START Listed entries
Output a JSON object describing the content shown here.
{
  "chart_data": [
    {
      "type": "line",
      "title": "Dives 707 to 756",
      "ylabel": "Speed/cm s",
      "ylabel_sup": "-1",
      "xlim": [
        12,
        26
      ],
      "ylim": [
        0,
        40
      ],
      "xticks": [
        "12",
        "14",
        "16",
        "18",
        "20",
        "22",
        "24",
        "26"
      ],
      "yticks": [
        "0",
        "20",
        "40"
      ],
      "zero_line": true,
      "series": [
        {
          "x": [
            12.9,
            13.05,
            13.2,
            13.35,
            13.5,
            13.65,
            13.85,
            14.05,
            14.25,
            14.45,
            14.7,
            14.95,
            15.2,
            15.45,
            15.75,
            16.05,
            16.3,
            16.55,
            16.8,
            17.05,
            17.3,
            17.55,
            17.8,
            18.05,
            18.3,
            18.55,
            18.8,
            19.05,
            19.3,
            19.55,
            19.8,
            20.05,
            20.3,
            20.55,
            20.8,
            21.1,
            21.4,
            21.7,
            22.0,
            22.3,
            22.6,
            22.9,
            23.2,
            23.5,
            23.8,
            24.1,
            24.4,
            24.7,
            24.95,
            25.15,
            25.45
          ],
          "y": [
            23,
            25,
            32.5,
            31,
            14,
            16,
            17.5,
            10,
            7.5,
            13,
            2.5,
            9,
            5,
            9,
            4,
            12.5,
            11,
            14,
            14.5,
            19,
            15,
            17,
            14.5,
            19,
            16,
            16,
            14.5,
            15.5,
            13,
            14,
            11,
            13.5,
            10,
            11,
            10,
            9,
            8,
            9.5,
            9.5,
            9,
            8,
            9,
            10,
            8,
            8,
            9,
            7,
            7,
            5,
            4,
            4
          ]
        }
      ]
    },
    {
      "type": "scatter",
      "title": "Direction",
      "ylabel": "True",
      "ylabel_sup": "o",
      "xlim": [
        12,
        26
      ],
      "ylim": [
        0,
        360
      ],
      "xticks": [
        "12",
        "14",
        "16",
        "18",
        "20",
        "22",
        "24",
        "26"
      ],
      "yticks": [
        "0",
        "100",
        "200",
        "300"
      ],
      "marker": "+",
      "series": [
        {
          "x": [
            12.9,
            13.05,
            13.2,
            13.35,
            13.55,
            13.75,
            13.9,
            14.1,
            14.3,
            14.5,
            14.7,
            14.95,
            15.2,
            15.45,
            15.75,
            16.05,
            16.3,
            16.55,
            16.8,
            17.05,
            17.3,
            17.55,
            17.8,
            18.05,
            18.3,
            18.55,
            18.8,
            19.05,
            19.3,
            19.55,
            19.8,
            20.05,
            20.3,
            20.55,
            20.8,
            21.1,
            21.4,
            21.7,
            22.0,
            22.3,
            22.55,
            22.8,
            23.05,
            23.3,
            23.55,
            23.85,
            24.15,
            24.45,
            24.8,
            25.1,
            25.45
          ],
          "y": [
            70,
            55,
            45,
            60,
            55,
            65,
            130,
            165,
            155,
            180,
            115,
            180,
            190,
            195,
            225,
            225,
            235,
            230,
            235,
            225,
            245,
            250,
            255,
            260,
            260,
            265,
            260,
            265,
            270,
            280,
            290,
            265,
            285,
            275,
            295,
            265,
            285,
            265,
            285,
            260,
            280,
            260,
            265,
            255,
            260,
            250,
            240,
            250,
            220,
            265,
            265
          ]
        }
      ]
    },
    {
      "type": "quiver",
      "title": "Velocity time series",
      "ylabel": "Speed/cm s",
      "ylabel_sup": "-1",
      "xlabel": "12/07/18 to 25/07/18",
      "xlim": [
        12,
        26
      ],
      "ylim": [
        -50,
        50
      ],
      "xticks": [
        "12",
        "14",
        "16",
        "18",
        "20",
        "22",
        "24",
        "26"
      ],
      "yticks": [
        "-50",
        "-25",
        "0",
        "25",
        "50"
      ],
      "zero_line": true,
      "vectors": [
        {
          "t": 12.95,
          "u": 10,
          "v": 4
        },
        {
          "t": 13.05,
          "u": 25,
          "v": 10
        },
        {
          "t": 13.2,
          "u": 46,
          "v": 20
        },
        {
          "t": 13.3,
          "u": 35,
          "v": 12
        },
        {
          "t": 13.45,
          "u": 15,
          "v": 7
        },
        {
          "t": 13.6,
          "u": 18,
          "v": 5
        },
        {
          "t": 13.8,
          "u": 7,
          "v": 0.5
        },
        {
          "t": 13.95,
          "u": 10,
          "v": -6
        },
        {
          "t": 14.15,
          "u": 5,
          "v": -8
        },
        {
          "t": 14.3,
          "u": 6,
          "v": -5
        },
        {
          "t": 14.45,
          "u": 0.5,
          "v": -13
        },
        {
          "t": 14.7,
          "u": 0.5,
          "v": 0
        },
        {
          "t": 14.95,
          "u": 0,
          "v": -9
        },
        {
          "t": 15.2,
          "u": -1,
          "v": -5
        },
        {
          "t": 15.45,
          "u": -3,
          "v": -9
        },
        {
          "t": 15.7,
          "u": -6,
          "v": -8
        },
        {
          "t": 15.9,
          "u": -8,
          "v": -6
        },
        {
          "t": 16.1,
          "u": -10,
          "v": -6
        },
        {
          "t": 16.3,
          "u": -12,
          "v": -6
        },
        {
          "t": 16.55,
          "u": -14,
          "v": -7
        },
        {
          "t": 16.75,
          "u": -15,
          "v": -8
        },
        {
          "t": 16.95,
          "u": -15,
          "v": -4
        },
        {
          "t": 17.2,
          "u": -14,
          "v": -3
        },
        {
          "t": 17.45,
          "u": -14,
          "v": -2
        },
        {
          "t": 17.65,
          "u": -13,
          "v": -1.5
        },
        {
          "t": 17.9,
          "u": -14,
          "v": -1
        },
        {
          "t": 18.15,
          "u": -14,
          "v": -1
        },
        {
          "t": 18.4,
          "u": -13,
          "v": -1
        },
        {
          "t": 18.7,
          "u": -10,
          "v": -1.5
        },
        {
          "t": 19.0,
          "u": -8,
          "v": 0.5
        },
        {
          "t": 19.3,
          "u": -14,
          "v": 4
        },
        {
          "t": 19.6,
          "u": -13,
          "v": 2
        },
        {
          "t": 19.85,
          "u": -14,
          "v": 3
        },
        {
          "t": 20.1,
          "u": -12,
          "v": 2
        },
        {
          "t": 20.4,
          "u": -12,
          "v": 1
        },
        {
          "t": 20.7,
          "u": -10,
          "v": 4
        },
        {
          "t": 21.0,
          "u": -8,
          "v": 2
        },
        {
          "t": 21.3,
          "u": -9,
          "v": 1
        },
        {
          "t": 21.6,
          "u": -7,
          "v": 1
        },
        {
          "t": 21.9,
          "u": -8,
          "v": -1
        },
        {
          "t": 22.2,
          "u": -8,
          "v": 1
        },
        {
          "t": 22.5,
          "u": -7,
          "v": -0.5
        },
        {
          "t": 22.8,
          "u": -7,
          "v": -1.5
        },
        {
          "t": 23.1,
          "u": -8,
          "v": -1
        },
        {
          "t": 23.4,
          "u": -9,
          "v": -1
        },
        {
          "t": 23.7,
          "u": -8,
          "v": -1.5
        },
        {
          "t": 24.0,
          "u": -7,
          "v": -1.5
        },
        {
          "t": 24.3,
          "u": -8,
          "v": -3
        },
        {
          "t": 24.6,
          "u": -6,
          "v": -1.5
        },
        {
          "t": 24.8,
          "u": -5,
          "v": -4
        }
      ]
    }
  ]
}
END Listed entries
Write out the listing once more, matching it exactly.

= Right answer =
Output a JSON object describing the content shown here.
{
  "chart_data": [
    {
      "type": "line",
      "title": "Dives 707 to 756",
      "ylabel": "Speed/cm s",
      "ylabel_sup": "-1",
      "xlim": [
        12,
        26
      ],
      "ylim": [
        0,
        40
      ],
      "xticks": [
        "12",
        "14",
        "16",
        "18",
        "20",
        "22",
        "24",
        "26"
      ],
      "yticks": [
        "0",
        "20",
        "40"
      ],
      "zero_line": true,
      "series": [
        {
          "x": [
            12.9,
            13.05,
            13.2,
            13.35,
            13.5,
            13.65,
            13.85,
            14.05,
            14.25,
            14.45,
            14.7,
            14.95,
            15.2,
            15.45,
            15.75,
            16.05,
            16.3,
            16.55,
            16.8,
            17.05,
            17.3,
            17.55,
            17.8,
            18.05,
            18.3,
            18.55,
            18.8,
            19.05,
            19.3,
            19.55,
            19.8,
            20.05,
            20.3,
            20.55,
            20.8,
            21.1,
            21.4,
            21.7,
            22.0,
            22.3,
            22.6,
            22.9,
            23.2,
            23.5,
            23.8,
            24.1,
            24.4,
            24.7,
            24.95,
            25.15,
            25.45
          ],
          "y": [
            23,
            25,
            32.5,
            31,
            14,
            16,
            17.5,
            10,
            7.5,
            13,
            2.5,
            9,
            5,
            9,
            4,
            12.5,
            11,
            14,
            14.5,
            19,
            15,
            17,
            14.5,
            19,
            16,
            16,
            14.5,
            15.5,
            13,
            14,
            11,
            13.5,
            10,
            11,
            10,
            9,
            8,
            9.5,
            9.5,
            9,
            8,
            9,
            10,
            8,
            8,
            9,
            7,
            7,
            5,
            4,
            4
          ]
        }
      ]
    },
    {
      "type": "scatter",
      "title": "Direction",
      "ylabel": "True",
      "ylabel_sup": "o",
      "xlim": [
        12,
        26
      ],
      "ylim": [
        0,
        360
      ],
      "xticks": [
        "12",
        "14",
        "16",
        "18",
        "20",
        "22",
        "24",
        "26"
      ],
      "yticks": [
        "0",
        "100",
        "200",
        "300"
      ],
      "marker": "+",
      "series": [
        {
          "x": [
            12.9,
            13.05,
            13.2,
            13.35,
            13.55,
            13.75,
            13.9,
            14.1,
            14.3,
            14.5,
            14.7,
            14.95,
            15.2,
            15.45,
            15.75,
            16.05,
            16.3,
            16.55,
            16.8,
            17.05,
            17.3,
            17.55,
            17.8,
            18.05,
            18.3,
            18.55,
            18.8,
            19.05,
            19.3,
            19.55,
            19.8,
            20.05,
            20.3,
            20.55,
            20.8,
            21.1,
            21.4,
            21.7,
            22.0,
            22.3,
            22.55,
            22.8,
            23.05,
            23.3,
            23.55,
            23.85,
            24.15,
            24.45,
            24.8,
            25.1,
            25.45
          ],
          "y": [
            70,
            55,
            45,
            60,
            55,
            65,
            130,
            165,
            155,
            180,
            115,
            180,
            190,
            195,
            225,
            225,
            235,
            230,
            235,
            225,
            245,
            250,
            255,
            260,
            260,
            265,
            260,
            265,
            270,
            280,
            290,
            265,
            285,
            275,
            295,
            265,
            285,
            265,
            285,
            260,
            280,
            260,
            265,
            255,
            260,
            250,
            240,
            250,
            220,
            265,
            265
          ]
        }
      ]
    },
    {
      "type": "quiver",
      "title": "Velocity time series",
      "ylabel": "Speed/cm s",
      "ylabel_sup": "-1",
      "xlabel": "12/07/18 to 25/07/18",
      "xlim": [
        12,
        26
      ],
      "ylim": [
        -50,
        50
      ],
      "xticks": [
        "12",
        "14",
        "16",
        "18",
        "20",
        "22",
        "24",
        "26"
      ],
      "yticks": [
        "-50",
        "-25",
        "0",
        "25",
        "50"
      ],
      "zero_line": true,
      "vectors": [
        {
          "t": 12.95,
          "u": 10,
          "v": 4
        },
        {
          "t": 13.05,
          "u": 25,
          "v": 10
        },
        {
          "t": 13.2,
          "u": 46,
          "v": 20
        },
        {
          "t": 13.3,
          "u": 35,
          "v": 12
        },
        {
          "t": 13.45,
          "u": 15,
          "v": 7
        },
        {
          "t": 13.6,
          "u": 18,
          "v": 5
        },
        {
          "t": 13.8,
          "u": 7,
          "v": 0.5
        },
        {
          "t": 13.95,
          "u": 10,
          "v": -6
        },
        {
          "t": 14.15,
          "u": 5,
          "v": -8
        },
        {
          "t": 14.3,
          "u": 6,
          "v": -5
        },
        {
          "t": 14.45,
          "u": 0.5,
          "v": -13
        },
        {
          "t": 14.7,
          "u": 0.5,
          "v": 0
        },
        {
          "t": 14.95,
          "u": 0,
          "v": -9
        },
        {
          "t": 15.2,
          "u": -1,
          "v": -5
        },
        {
          "t": 15.45,
          "u": -3,
          "v": -9
        },
        {
          "t": 15.7,
          "u": -6,
          "v": -8
        },
        {
          "t": 15.9,
          "u": -8,
          "v": -6
        },
        {
          "t": 16.1,
          "u": -10,
          "v": -6
        },
        {
          "t": 16.3,
          "u": -12,
          "v": -6
        },
        {
          "t": 16.55,
          "u": -14,
          "v": -7
        },
        {
          "t": 16.75,
          "u": -15,
          "v": -8
        },
        {
          "t": 16.95,
          "u": -15,
          "v": -4
        },
        {
          "t": 17.2,
          "u": -14,
          "v": -3
        },
        {
          "t": 17.45,
          "u": -14,
          "v": -2
        },
        {
          "t": 17.65,
          "u": -13,
          "v": -1.5
        },
        {
          "t": 17.9,
          "u": -14,
          "v": -1
        },
        {
          "t": 18.15,
          "u": -14,
          "v": -1
        },
        {
          "t": 18.4,
          "u": -13,
          "v": -1
        },
        {
          "t": 18.7,
          "u": -10,
          "v": -1.5
        },
        {
          "t": 19.0,
          "u": -8,
          "v": 0.5
        },
        {
          "t": 19.3,
          "u": -14,
          "v": 4
        },
        {
          "t": 19.6,
          "u": -13,
          "v": 2
        },
        {
          "t": 19.85,
          "u": -14,
          "v": 3
        },
        {
          "t": 20.1,
          "u": -12,
          "v": 2
        },
        {
          "t": 20.4,
          "u": -12,
          "v": 1
        },
        {
          "t": 20.7,
          "u": -10,
          "v": 4
        },
        {
          "t": 21.0,
          "u": -8,
          "v": 2
        },
        {
          "t": 21.3,
          "u": -9,
          "v": 1
        },
        {
          "t": 21.6,
          "u": -7,
          "v": 1
        },
        {
          "t": 21.9,
          "u": -8,
          "v": -1
        },
        {
          "t": 22.2,
          "u": -8,
          "v": 1
        },
        {
          "t": 22.5,
          "u": -7,
          "v": -0.5
        },
        {
          "t": 22.8,
          "u": -7,
          "v": -1.5
        },
        {
          "t": 23.1,
          "u": -8,
          "v": -1
        },
        {
          "t": 23.4,
          "u": -9,
          "v": -1
        },
        {
          "t": 23.7,
          "u": -8,
          "v": -1.5
        },
        {
          "t": 24.0,
          "u": -7,
          "v": -1.5
        },
        {
          "t": 24.3,
          "u": -8,
          "v": -3
        },
        {
          "t": 24.6,
          "u": -6,
          "v": -1.5
        },
        {
          "t": 24.8,
          "u": -5,
          "v": -4
        }
      ]
    }
  ]
}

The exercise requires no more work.